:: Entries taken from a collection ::

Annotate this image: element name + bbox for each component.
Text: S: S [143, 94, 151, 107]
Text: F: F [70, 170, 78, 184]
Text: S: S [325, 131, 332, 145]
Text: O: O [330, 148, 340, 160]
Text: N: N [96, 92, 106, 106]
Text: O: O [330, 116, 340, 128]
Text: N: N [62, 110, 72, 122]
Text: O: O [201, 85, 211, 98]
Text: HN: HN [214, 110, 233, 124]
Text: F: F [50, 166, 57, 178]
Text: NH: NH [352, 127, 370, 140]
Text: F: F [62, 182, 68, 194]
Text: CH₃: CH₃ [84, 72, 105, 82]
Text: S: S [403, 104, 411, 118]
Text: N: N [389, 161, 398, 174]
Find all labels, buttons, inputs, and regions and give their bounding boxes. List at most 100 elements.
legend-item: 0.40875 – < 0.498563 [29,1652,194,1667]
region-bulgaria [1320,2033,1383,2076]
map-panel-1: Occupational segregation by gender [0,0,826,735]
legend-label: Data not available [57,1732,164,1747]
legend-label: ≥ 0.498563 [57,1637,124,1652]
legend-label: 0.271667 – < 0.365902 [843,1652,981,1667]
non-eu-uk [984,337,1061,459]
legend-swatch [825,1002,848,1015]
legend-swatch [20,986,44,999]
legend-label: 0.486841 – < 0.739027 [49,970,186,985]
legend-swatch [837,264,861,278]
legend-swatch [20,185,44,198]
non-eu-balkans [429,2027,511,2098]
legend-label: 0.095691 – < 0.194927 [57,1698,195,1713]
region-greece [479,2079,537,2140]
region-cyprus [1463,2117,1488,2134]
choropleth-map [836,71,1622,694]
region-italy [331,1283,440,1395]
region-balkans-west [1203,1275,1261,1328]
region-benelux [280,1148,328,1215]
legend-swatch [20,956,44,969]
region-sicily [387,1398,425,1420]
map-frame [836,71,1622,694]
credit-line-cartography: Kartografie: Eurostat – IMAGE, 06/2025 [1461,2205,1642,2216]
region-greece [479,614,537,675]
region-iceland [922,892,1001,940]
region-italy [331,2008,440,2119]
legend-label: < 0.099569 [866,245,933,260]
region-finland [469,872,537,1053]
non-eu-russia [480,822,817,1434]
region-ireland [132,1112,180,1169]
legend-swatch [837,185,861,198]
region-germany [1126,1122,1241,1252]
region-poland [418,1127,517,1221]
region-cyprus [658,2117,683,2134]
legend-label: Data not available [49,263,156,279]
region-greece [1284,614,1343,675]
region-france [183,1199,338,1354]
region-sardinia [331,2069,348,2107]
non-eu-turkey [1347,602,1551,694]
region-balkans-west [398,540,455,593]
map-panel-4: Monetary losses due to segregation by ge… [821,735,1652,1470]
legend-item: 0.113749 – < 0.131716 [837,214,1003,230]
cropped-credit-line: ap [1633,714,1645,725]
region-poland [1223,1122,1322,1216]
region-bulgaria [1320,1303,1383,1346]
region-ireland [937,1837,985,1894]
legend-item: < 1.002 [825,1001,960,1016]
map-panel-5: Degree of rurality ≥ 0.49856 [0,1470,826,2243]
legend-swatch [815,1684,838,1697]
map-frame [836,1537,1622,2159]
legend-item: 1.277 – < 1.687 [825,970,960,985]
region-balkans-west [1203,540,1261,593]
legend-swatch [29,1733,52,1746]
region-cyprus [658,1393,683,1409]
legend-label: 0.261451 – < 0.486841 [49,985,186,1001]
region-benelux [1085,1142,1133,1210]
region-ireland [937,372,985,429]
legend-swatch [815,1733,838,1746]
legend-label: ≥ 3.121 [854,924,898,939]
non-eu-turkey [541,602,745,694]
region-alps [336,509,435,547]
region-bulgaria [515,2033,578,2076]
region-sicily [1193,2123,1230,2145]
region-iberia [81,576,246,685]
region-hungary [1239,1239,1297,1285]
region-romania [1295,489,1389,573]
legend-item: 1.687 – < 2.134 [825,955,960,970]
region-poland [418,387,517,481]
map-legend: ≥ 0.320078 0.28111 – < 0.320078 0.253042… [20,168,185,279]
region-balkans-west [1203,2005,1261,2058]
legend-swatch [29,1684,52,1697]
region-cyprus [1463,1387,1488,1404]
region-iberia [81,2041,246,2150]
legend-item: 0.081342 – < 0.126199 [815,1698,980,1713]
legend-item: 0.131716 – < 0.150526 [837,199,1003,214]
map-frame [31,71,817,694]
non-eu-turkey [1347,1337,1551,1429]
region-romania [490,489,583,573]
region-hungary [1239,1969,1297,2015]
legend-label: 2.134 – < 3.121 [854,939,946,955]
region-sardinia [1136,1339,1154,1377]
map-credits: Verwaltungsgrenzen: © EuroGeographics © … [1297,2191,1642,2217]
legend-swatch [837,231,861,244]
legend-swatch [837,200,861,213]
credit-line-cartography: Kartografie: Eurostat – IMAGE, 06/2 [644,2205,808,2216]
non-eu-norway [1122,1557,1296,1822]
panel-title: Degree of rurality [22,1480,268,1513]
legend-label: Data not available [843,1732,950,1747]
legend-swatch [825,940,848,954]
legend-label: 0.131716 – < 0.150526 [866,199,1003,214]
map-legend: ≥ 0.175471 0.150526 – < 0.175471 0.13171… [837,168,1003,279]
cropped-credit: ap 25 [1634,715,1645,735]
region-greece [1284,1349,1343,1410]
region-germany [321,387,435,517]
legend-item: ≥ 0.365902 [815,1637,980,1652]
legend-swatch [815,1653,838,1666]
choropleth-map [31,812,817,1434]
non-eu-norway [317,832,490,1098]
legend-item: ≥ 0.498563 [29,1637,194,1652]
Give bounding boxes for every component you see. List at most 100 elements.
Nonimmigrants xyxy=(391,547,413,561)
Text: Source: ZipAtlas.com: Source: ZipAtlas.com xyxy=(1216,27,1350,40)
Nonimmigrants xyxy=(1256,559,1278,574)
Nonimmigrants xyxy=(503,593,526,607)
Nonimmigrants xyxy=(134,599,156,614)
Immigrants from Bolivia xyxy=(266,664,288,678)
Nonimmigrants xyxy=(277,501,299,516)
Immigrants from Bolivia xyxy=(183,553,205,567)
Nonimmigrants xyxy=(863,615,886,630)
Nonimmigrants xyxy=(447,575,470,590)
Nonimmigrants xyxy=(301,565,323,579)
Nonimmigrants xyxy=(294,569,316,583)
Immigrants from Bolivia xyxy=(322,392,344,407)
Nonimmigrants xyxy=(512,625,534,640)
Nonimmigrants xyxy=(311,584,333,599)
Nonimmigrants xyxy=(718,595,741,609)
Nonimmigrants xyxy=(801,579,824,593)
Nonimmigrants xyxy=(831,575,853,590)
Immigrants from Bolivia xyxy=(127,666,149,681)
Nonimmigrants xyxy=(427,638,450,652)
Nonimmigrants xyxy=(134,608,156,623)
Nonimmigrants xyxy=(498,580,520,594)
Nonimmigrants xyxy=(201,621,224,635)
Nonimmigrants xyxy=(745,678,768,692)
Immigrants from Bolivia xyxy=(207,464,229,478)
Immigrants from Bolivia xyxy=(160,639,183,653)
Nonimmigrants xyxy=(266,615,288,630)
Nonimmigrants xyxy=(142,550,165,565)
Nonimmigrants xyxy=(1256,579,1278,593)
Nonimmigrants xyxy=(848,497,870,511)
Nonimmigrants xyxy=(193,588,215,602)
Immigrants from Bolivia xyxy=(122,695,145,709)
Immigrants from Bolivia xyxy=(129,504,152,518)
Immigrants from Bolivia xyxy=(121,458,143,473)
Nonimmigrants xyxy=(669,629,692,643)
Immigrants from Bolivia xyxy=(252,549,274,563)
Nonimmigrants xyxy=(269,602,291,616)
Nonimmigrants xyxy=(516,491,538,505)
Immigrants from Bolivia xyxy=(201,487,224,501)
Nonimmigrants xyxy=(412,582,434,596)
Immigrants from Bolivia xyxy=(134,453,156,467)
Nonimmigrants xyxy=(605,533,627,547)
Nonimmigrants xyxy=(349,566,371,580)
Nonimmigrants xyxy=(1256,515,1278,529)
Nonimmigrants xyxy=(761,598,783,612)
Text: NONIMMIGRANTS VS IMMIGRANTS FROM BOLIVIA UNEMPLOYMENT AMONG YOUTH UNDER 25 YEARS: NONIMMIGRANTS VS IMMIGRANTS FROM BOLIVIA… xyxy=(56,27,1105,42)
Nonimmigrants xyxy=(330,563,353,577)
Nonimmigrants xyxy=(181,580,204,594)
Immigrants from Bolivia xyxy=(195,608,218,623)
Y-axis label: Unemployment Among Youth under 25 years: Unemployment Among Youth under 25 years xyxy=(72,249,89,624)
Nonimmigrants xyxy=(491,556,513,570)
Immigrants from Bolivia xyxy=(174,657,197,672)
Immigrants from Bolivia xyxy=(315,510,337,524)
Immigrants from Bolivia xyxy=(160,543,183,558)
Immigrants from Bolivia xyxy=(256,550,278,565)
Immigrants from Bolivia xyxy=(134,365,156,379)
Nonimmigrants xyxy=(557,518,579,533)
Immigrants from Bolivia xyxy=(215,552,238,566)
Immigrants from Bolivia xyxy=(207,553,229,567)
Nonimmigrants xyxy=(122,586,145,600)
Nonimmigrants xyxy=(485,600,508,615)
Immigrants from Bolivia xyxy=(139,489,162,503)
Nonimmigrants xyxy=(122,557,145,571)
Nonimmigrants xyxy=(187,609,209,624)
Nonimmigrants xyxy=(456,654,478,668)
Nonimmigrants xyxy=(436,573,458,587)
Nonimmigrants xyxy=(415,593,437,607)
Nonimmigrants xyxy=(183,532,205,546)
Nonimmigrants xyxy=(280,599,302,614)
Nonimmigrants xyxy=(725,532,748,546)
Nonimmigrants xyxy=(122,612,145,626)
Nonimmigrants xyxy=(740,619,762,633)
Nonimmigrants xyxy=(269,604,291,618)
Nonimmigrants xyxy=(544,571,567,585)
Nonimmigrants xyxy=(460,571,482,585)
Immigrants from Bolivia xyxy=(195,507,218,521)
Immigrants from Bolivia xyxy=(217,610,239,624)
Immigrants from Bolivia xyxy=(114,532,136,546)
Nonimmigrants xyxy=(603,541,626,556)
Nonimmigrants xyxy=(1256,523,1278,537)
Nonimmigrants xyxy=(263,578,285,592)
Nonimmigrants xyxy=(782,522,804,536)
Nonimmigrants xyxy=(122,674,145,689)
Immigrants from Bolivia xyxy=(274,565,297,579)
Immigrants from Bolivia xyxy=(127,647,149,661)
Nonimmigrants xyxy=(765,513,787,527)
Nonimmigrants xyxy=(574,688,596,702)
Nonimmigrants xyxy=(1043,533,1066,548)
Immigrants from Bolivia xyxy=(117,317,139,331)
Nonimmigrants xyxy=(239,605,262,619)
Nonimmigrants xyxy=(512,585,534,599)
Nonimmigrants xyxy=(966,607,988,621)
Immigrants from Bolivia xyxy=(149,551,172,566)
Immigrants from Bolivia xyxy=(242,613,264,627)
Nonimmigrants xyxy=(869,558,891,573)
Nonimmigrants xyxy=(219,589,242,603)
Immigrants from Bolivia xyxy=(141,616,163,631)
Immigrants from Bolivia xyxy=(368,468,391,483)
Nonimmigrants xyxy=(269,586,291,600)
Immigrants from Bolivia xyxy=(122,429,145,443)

:: Task statement ::
Transcribe the entries word for word, from the first line through the line containing "legend-swatch [837,264,861,278]".

:: Correct result ::
Annotate this image: element name + bbox for each component.
Text: S: S [143, 94, 151, 107]
Text: F: F [70, 170, 78, 184]
Text: S: S [325, 131, 332, 145]
Text: O: O [330, 148, 340, 160]
Text: N: N [96, 92, 106, 106]
Text: O: O [330, 116, 340, 128]
Text: N: N [62, 110, 72, 122]
Text: O: O [201, 85, 211, 98]
Text: HN: HN [214, 110, 233, 124]
Text: F: F [50, 166, 57, 178]
Text: NH: NH [352, 127, 370, 140]
Text: F: F [62, 182, 68, 194]
Text: CH₃: CH₃ [84, 72, 105, 82]
Text: S: S [403, 104, 411, 118]
Text: N: N [389, 161, 398, 174]
Find all labels, buttons, inputs, and regions and give their bounding boxes. List at most 100 elements.
legend-item: 0.40875 – < 0.498563 [29,1652,194,1667]
region-bulgaria [1320,2033,1383,2076]
map-panel-1: Occupational segregation by gender [0,0,826,735]
legend-label: Data not available [57,1732,164,1747]
legend-label: ≥ 0.498563 [57,1637,124,1652]
legend-label: 0.271667 – < 0.365902 [843,1652,981,1667]
non-eu-uk [984,337,1061,459]
legend-swatch [825,1002,848,1015]
legend-swatch [20,986,44,999]
legend-label: 0.486841 – < 0.739027 [49,970,186,985]
legend-swatch [837,264,861,278]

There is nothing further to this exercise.